Material provided:
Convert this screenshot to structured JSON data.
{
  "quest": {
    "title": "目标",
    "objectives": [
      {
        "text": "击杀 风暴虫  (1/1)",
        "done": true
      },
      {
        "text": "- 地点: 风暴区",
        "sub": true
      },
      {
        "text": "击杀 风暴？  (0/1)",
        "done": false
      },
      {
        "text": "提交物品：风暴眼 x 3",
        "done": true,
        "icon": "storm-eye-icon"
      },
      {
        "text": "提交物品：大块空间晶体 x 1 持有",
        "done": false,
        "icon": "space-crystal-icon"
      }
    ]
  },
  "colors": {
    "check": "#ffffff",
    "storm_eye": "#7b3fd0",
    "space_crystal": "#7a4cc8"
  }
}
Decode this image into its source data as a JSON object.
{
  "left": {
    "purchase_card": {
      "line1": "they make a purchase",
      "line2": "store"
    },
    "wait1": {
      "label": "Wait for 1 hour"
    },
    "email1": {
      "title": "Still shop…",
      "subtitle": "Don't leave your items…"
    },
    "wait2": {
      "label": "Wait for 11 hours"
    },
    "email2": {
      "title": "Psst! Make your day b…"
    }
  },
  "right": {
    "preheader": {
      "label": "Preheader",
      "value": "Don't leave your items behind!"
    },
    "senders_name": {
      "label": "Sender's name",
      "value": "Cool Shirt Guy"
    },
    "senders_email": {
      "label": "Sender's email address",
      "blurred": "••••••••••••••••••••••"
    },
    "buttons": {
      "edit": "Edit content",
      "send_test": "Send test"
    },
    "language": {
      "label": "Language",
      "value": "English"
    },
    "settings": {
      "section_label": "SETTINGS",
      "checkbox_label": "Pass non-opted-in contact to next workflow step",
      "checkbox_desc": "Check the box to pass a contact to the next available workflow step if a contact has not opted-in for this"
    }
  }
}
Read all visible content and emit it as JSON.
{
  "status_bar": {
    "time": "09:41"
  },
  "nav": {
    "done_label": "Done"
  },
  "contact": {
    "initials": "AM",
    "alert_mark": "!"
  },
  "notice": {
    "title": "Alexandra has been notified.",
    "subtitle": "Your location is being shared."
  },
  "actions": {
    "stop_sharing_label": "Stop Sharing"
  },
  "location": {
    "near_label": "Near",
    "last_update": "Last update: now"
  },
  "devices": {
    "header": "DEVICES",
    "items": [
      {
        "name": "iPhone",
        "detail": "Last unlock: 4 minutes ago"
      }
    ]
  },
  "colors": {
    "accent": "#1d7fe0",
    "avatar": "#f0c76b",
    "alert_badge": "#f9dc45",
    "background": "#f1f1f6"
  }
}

Exercise goal:
Collect the lines of the data that carry the word "text".

Right answer:
        "text": "击杀 风暴虫  (1/1)",
        "text": "- 地点: 风暴区",
        "text": "击杀 风暴？  (0/1)",
        "text": "提交物品：风暴眼 x 3",
        "text": "提交物品：大块空间晶体 x 1 持有",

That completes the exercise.